### Requirements
Write out all of the entries exactly as given.

### The records
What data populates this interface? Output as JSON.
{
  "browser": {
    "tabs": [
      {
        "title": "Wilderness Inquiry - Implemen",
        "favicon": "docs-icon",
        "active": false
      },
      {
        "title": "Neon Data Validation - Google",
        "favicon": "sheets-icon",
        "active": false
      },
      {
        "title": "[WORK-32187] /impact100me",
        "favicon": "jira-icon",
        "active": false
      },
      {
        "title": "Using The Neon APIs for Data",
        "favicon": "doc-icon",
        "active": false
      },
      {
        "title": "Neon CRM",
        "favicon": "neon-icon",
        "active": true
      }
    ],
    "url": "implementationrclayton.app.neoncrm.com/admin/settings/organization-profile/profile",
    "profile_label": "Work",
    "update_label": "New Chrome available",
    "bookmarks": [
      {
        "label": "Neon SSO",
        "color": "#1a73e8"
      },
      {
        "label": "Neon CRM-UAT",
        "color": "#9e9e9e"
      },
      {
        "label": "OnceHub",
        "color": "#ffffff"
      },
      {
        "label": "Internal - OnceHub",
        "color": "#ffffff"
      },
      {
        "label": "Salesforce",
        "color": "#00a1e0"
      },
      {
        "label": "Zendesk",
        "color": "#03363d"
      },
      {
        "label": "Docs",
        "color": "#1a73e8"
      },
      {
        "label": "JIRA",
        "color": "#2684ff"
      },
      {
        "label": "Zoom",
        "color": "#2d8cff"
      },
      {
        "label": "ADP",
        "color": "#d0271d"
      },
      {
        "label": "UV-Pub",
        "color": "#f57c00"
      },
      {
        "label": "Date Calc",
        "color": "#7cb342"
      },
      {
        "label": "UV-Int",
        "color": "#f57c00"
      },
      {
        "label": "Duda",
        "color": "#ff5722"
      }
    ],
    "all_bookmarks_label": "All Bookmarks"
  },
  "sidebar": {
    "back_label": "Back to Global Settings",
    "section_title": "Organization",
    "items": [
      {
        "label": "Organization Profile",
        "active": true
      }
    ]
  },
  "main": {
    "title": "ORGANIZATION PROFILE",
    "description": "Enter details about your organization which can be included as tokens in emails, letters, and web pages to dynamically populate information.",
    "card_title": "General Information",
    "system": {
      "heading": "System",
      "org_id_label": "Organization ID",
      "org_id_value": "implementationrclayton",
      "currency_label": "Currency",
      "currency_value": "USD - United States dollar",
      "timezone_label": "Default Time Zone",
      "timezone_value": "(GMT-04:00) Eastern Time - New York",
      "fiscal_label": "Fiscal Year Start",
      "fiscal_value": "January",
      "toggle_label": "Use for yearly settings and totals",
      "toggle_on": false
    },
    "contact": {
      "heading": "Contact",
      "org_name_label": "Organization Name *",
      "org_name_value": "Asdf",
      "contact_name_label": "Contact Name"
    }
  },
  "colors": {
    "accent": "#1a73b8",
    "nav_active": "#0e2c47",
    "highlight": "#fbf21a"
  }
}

### The result
What data populates this interface? Output as JSON.
{
  "browser": {
    "tabs": [
      {
        "title": "Wilderness Inquiry - Implemen",
        "favicon": "docs-icon",
        "active": false
      },
      {
        "title": "Neon Data Validation - Google",
        "favicon": "sheets-icon",
        "active": false
      },
      {
        "title": "[WORK-32187] /impact100me",
        "favicon": "jira-icon",
        "active": false
      },
      {
        "title": "Using The Neon APIs for Data",
        "favicon": "doc-icon",
        "active": false
      },
      {
        "title": "Neon CRM",
        "favicon": "neon-icon",
        "active": true
      }
    ],
    "url": "implementationrclayton.app.neoncrm.com/admin/settings/organization-profile/profile",
    "profile_label": "Work",
    "update_label": "New Chrome available",
    "bookmarks": [
      {
        "label": "Neon SSO",
        "color": "#1a73e8"
      },
      {
        "label": "Neon CRM-UAT",
        "color": "#9e9e9e"
      },
      {
        "label": "OnceHub",
        "color": "#ffffff"
      },
      {
        "label": "Internal - OnceHub",
        "color": "#ffffff"
      },
      {
        "label": "Salesforce",
        "color": "#00a1e0"
      },
      {
        "label": "Zendesk",
        "color": "#03363d"
      },
      {
        "label": "Docs",
        "color": "#1a73e8"
      },
      {
        "label": "JIRA",
        "color": "#2684ff"
      },
      {
        "label": "Zoom",
        "color": "#2d8cff"
      },
      {
        "label": "ADP",
        "color": "#d0271d"
      },
      {
        "label": "UV-Pub",
        "color": "#f57c00"
      },
      {
        "label": "Date Calc",
        "color": "#7cb342"
      },
      {
        "label": "UV-Int",
        "color": "#f57c00"
      },
      {
        "label": "Duda",
        "color": "#ff5722"
      }
    ],
    "all_bookmarks_label": "All Bookmarks"
  },
  "sidebar": {
    "back_label": "Back to Global Settings",
    "section_title": "Organization",
    "items": [
      {
        "label": "Organization Profile",
        "active": true
      }
    ]
  },
  "main": {
    "title": "ORGANIZATION PROFILE",
    "description": "Enter details about your organization which can be included as tokens in emails, letters, and web pages to dynamically populate information.",
    "card_title": "General Information",
    "system": {
      "heading": "System",
      "org_id_label": "Organization ID",
      "org_id_value": "implementationrclayton",
      "currency_label": "Currency",
      "currency_value": "USD - United States dollar",
      "timezone_label": "Default Time Zone",
      "timezone_value": "(GMT-04:00) Eastern Time - New York",
      "fiscal_label": "Fiscal Year Start",
      "fiscal_value": "January",
      "toggle_label": "Use for yearly settings and totals",
      "toggle_on": false
    },
    "contact": {
      "heading": "Contact",
      "org_name_label": "Organization Name *",
      "org_name_value": "Asdf",
      "contact_name_label": "Contact Name"
    }
  },
  "colors": {
    "accent": "#1a73b8",
    "nav_active": "#0e2c47",
    "highlight": "#fbf21a"
  }
}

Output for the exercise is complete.